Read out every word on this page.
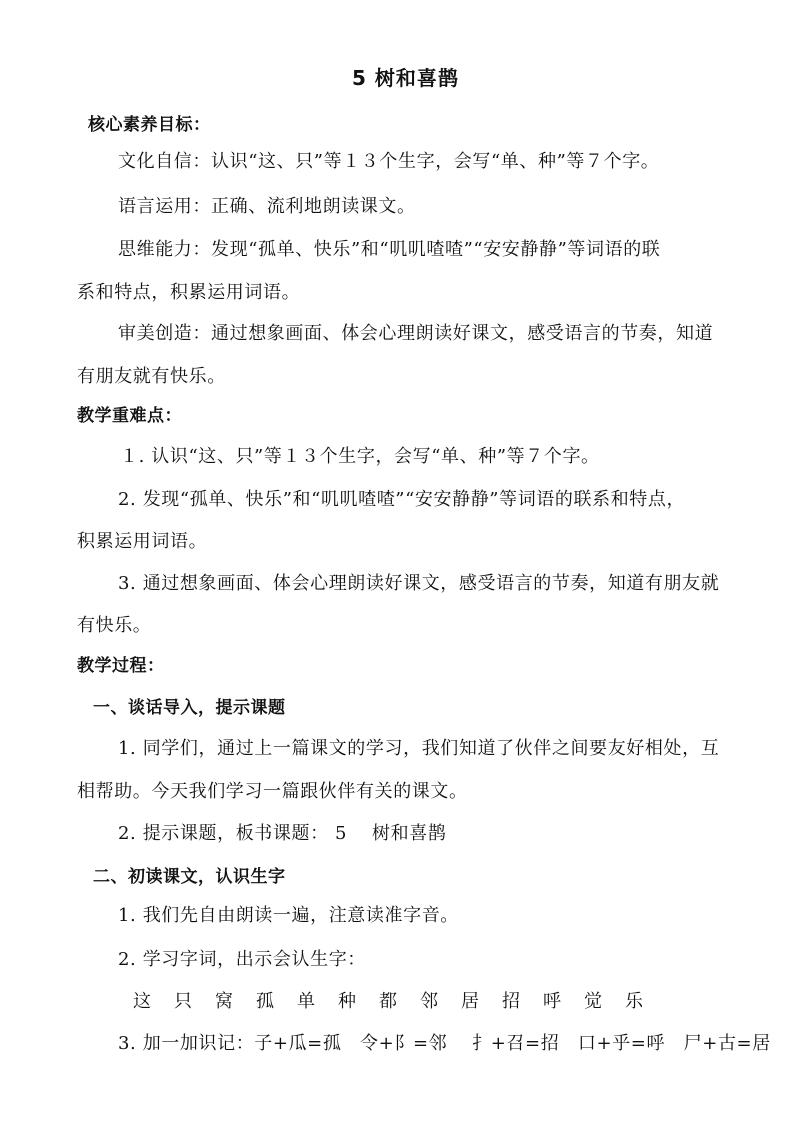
5 树和喜鹊
核心素养目标：
文化自信：认识“这、只”等１３个生字，会写“单、种”等７个字。
语言运用：正确、流利地朗读课文。
思维能力：发现“孤单、快乐”和“叽叽喳喳”“安安静静”等词语的联
系和特点，积累运用词语。
审美创造：通过想象画面、体会心理朗读好课文，感受语言的节奏，知道
有朋友就有快乐。
教学重难点：
１. 认识“这、只”等１３个生字，会写“单、种”等７个字。
2. 发现“孤单、快乐”和“叽叽喳喳”“安安静静”等词语的联系和特点，
积累运用词语。
3. 通过想象画面、体会心理朗读好课文，感受语言的节奏，知道有朋友就
有快乐。
教学过程：
一、谈话导入，提示课题
1. 同学们，通过上一篇课文的学习，我们知道了伙伴之间要友好相处，互
相帮助。今天我们学习一篇跟伙伴有关的课文。
2. 提示课题，板书课题： 5 　树和喜鹊
二、初读课文，认识生字
1. 我们先自由朗读一遍，注意读准字音。
2. 学习字词，出示会认生字：
这 只 窝 孤 单 种 都 邻 居 招 呼 觉 乐
3. 加一加识记：子+瓜=孤　令+阝=邻　 扌+召=招　口+乎=呼　尸+古=居
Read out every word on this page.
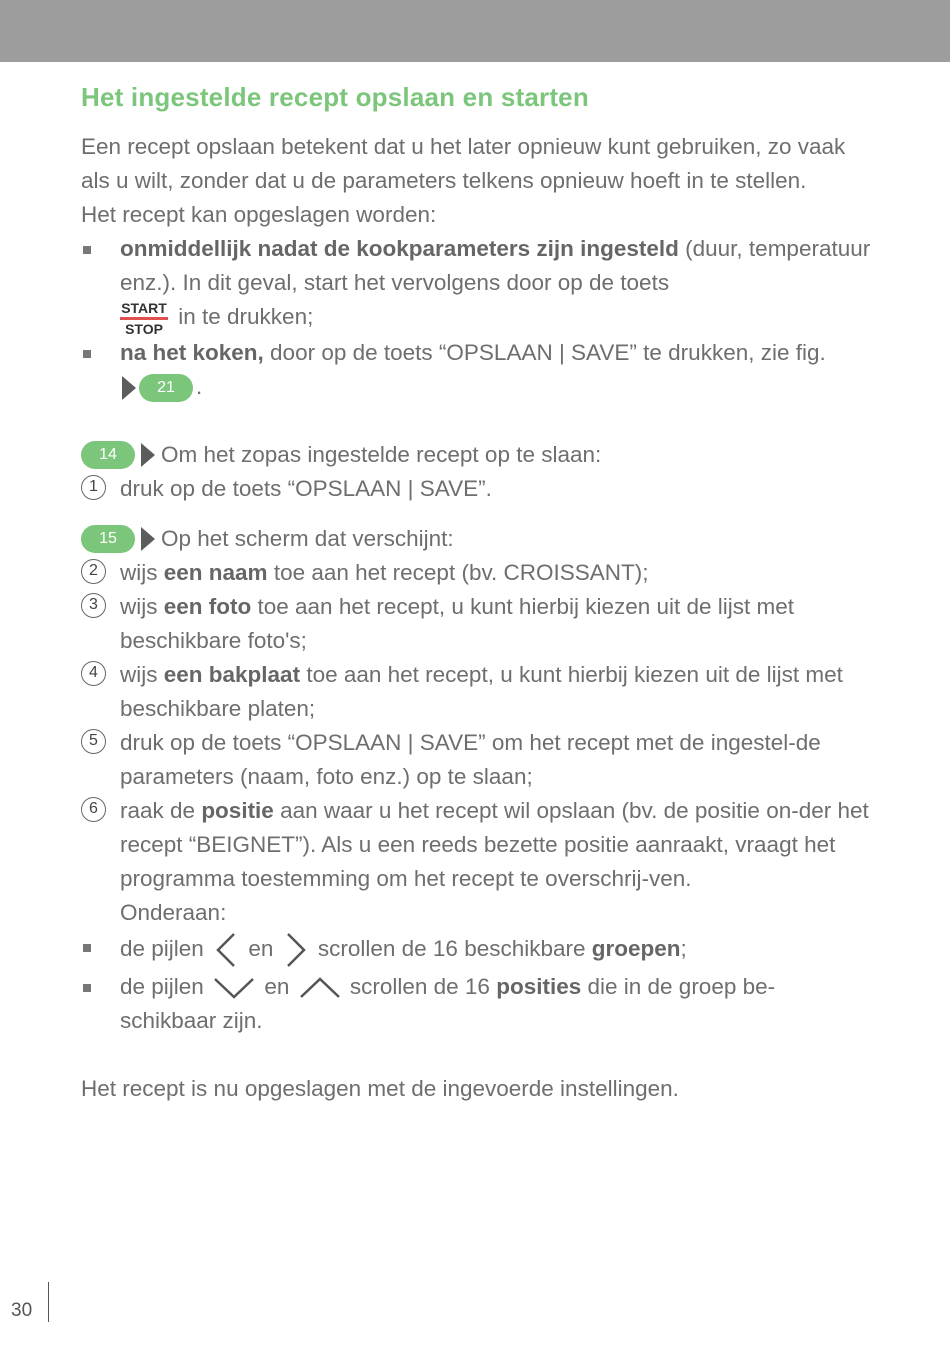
Het ingestelde recept opslaan en starten

Een recept opslaan betekent dat u het later opnieuw kunt gebruiken, zo vaak als u wilt, zonder dat u de parameters telkens opnieuw hoeft in te stellen.

Het recept kan opgeslagen worden:

onmiddellijk nadat de kookparameters zijn ingesteld (duur, temperatuur enz.). In dit geval, start het vervolgens door op de toets

START
STOP in te drukken;
na het koken, door op de toets “OPSLAAN | SAVE” te drukken, zie fig.
21 .
14	Om het zopas ingestelde recept op te slaan:
1 druk op de toets “OPSLAAN | SAVE”.
15	Op het scherm dat verschijnt:
2 wijs een naam toe aan het recept (bv. CROISSANT);
3 wijs een foto toe aan het recept, u kunt hierbij kiezen uit de lijst met beschikbare foto's;
4 wijs een bakplaat toe aan het recept, u kunt hierbij kiezen uit de lijst met beschikbare platen;
5 druk op de toets “OPSLAAN | SAVE” om het recept met de ingestel-de parameters (naam, foto enz.) op te slaan;
6 raak de positie aan waar u het recept wil opslaan (bv. de positie on-der het recept “BEIGNET”). Als u een reeds bezette positie aanraakt, vraagt het programma toestemming om het recept te overschrij-ven.
Onderaan:
de pijlen  en  scrollen de 16 beschikbare groepen;
de pijlen  en  scrollen de 16 posities die in de groep be-schikbaar zijn.

Het recept is nu opgeslagen met de ingevoerde instellingen.

30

□ □ □ □ □ □ □

Directions for this task
From the data above, work out how many lines contain the string "foto" and reply with only the number.

Reply to the exercise
2